Top of Extracted data
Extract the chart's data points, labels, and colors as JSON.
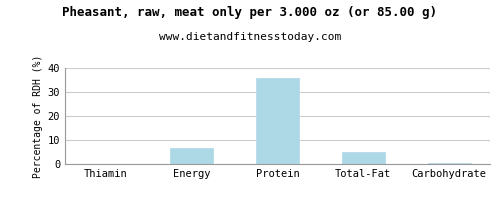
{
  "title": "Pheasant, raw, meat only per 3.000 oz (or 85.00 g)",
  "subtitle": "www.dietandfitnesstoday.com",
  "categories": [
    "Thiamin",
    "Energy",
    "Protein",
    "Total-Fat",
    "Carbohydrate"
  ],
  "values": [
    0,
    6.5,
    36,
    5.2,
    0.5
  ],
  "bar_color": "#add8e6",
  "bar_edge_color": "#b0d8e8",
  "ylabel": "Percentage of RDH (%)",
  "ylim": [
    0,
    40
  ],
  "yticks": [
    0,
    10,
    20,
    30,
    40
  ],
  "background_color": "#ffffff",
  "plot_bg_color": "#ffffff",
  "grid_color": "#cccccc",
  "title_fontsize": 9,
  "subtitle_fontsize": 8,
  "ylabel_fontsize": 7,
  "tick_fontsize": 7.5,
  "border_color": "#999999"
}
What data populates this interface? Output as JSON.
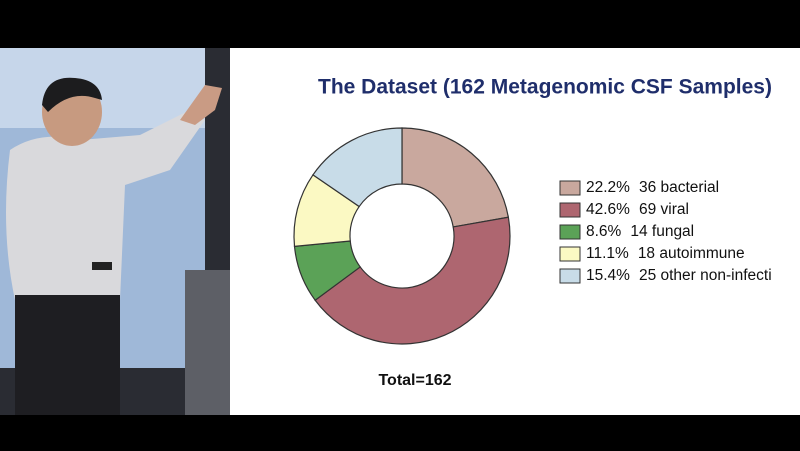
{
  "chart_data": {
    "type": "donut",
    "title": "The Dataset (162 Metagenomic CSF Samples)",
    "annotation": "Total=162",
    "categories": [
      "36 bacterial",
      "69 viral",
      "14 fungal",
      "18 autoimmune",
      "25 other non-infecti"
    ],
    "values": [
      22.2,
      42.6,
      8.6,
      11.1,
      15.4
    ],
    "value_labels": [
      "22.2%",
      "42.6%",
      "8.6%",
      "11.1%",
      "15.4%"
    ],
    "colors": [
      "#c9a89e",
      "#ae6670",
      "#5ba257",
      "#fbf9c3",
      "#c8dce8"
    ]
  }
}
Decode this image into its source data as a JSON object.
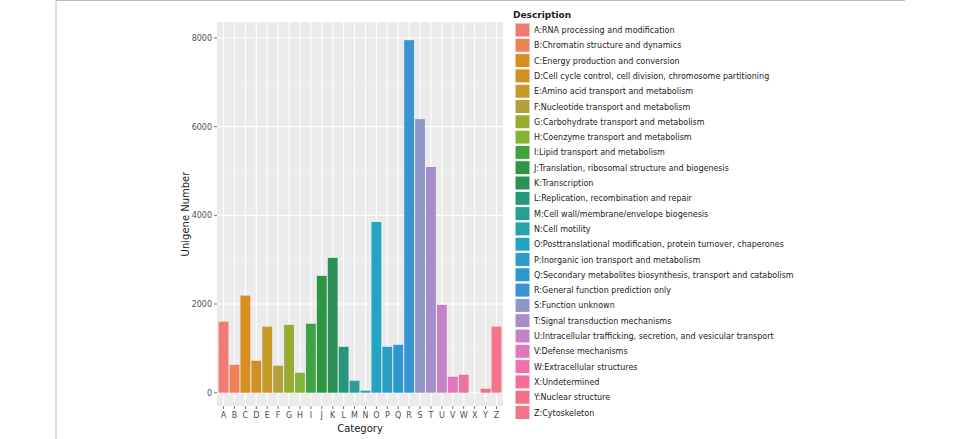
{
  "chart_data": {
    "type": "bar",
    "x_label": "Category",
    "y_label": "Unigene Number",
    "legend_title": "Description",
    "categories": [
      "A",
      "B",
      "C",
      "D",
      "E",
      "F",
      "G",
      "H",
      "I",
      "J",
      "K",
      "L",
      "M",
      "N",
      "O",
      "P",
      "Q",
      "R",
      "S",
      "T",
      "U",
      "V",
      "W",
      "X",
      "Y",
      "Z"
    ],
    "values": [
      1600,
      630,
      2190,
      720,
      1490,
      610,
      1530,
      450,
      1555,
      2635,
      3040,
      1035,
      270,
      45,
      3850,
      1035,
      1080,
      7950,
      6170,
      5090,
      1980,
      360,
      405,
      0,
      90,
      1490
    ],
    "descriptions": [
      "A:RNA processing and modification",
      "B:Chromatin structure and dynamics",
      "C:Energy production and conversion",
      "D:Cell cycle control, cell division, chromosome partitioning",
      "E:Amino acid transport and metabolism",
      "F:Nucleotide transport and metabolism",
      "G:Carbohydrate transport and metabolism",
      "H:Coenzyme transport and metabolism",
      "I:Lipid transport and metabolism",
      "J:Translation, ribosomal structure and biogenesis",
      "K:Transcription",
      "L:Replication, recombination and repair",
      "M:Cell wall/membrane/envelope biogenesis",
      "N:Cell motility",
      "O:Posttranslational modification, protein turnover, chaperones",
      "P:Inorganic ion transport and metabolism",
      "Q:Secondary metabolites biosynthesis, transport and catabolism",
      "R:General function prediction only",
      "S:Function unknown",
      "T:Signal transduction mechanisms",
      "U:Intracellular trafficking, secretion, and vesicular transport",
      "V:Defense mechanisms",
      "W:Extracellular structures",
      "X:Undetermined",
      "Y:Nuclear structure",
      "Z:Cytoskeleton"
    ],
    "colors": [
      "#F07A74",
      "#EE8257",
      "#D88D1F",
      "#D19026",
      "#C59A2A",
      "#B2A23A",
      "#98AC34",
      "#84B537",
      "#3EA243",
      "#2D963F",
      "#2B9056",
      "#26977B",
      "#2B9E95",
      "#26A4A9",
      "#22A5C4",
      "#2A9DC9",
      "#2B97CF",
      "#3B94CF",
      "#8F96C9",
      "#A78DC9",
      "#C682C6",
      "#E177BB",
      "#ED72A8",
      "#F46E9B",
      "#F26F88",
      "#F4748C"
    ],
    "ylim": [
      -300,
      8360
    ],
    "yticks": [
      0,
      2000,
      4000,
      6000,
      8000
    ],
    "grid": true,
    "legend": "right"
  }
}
Bottom of Extracted data
Top of Extracted data
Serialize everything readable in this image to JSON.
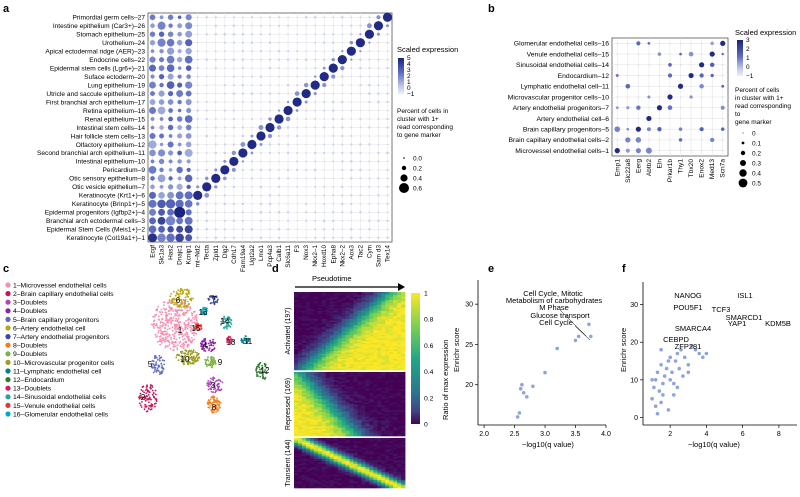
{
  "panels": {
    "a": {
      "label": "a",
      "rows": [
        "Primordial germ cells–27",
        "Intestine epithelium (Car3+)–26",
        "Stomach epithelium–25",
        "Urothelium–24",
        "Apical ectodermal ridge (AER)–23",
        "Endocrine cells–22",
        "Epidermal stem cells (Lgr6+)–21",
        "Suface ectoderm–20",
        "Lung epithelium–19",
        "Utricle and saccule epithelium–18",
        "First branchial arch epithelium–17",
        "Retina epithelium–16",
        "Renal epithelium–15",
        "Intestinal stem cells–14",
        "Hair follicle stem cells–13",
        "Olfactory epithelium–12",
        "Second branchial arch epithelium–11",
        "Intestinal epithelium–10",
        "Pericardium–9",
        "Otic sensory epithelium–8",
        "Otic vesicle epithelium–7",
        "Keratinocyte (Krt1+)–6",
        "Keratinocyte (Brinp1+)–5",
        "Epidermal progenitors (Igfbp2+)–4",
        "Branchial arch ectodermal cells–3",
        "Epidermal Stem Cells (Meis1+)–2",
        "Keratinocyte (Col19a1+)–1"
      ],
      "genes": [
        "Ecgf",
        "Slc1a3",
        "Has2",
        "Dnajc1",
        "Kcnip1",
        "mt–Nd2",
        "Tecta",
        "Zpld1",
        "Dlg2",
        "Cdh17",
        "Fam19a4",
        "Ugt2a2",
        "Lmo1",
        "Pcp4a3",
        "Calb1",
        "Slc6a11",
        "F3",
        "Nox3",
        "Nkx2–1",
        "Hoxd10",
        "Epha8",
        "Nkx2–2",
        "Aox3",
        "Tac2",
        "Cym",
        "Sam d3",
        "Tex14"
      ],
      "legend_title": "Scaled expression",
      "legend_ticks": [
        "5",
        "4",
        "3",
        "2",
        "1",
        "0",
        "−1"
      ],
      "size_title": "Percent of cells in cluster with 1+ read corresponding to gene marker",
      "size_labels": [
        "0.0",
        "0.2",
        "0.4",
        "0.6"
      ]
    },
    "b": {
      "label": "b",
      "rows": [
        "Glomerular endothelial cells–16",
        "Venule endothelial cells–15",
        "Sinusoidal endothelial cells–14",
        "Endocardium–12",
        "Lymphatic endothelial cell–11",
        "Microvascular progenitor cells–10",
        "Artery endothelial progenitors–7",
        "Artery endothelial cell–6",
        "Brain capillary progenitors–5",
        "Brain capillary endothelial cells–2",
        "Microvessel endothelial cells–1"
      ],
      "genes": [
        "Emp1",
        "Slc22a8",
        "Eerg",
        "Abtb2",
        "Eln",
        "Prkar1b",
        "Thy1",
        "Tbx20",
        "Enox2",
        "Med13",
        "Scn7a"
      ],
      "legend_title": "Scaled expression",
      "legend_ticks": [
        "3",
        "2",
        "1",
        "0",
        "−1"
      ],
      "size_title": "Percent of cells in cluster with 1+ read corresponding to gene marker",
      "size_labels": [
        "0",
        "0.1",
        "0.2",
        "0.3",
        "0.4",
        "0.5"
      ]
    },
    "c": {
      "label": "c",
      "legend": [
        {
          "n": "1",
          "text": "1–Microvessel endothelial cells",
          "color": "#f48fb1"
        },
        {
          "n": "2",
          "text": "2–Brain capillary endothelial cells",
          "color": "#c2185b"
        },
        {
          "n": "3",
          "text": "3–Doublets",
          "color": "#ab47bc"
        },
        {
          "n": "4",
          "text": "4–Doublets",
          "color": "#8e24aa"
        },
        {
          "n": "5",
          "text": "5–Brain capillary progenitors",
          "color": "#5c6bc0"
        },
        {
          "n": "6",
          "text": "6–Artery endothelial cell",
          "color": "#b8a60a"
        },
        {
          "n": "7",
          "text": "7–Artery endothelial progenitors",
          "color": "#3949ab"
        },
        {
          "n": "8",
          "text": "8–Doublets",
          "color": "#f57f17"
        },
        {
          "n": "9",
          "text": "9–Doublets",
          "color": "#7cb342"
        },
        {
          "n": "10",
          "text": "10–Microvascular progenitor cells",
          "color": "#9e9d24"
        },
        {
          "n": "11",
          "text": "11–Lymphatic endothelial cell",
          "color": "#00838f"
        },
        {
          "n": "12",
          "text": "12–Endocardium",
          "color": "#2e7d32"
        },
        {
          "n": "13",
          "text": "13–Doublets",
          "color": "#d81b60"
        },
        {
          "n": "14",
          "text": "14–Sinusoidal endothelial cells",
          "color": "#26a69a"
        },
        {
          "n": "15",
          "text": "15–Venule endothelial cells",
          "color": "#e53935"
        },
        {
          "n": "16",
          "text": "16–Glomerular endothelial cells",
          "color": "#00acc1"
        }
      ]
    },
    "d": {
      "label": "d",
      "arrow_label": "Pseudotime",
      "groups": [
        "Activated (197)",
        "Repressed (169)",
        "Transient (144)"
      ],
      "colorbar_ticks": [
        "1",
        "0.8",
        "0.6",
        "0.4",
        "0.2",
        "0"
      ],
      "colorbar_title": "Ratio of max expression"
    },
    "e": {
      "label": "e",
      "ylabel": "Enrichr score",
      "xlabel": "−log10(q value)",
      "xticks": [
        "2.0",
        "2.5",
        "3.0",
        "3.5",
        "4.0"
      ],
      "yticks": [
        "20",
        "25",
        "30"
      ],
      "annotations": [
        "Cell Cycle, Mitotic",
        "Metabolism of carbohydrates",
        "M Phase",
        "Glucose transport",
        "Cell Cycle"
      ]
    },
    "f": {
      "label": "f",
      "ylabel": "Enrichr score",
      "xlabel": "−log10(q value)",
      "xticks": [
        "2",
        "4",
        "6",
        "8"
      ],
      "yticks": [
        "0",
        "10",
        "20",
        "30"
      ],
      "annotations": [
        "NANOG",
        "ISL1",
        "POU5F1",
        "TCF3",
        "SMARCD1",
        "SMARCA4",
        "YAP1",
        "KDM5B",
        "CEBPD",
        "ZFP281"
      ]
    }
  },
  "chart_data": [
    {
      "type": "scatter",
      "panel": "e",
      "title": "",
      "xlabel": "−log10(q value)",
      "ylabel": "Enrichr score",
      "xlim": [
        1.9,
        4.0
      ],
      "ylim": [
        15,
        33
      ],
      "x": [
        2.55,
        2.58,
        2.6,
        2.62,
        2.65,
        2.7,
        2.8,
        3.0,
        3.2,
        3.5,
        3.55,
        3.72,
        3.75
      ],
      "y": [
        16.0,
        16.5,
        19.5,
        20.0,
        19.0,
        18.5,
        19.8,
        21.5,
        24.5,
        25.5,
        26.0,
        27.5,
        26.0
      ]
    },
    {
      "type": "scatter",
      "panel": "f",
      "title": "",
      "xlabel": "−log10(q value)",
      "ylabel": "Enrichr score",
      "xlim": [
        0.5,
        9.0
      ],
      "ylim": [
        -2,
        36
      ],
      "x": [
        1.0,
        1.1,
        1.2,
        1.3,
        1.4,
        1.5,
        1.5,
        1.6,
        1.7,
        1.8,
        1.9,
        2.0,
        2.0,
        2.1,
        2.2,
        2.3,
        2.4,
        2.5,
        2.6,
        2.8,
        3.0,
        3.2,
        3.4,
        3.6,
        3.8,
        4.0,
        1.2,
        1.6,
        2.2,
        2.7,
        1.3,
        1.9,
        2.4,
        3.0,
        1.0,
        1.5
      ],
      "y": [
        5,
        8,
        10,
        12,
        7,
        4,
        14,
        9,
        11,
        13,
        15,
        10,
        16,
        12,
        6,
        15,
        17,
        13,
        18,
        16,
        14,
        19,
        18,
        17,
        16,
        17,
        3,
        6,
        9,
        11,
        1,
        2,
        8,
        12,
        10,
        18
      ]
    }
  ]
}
Bottom of Extracted data
Top of Extracted data
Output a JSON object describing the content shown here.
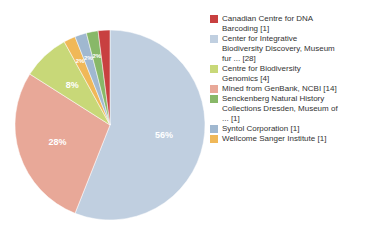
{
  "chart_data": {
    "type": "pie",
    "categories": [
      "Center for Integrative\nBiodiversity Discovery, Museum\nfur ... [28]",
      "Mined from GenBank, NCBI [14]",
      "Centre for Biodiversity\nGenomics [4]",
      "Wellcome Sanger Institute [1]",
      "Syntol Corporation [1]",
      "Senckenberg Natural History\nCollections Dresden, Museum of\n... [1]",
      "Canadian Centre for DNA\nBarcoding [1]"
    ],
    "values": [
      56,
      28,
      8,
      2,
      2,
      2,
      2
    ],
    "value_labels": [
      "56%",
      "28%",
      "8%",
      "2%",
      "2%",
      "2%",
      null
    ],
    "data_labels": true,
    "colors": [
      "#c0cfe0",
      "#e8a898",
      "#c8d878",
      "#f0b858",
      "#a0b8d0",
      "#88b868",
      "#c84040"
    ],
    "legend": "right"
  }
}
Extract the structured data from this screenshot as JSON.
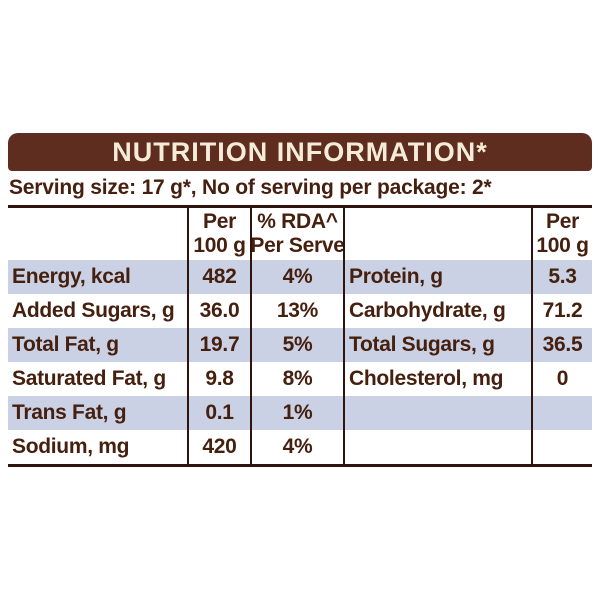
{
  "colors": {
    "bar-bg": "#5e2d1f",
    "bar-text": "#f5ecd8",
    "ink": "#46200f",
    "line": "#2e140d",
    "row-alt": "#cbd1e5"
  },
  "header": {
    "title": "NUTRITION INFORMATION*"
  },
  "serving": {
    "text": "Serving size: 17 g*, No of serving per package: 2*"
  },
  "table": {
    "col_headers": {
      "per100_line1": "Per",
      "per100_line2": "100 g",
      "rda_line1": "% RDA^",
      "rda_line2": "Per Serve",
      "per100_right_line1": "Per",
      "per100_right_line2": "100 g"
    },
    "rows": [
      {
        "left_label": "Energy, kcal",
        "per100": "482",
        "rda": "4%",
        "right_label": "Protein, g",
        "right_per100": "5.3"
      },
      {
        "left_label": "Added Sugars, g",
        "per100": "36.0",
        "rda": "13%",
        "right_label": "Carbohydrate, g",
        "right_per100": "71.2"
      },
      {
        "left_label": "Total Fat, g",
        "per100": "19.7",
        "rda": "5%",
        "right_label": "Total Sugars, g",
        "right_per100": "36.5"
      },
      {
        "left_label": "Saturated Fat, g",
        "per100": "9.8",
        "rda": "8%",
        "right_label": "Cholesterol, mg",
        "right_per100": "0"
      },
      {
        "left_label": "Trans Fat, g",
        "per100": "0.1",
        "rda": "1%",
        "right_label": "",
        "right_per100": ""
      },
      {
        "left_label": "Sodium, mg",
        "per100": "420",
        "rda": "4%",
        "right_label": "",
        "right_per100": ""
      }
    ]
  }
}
Bottom of Extracted data
## Requirement
Make a copy of each line in the records that has the word "from".

## Answer box
      "Mined from GenBank, NCBI [14]",
Extract the structured data from this screenshot as JSON.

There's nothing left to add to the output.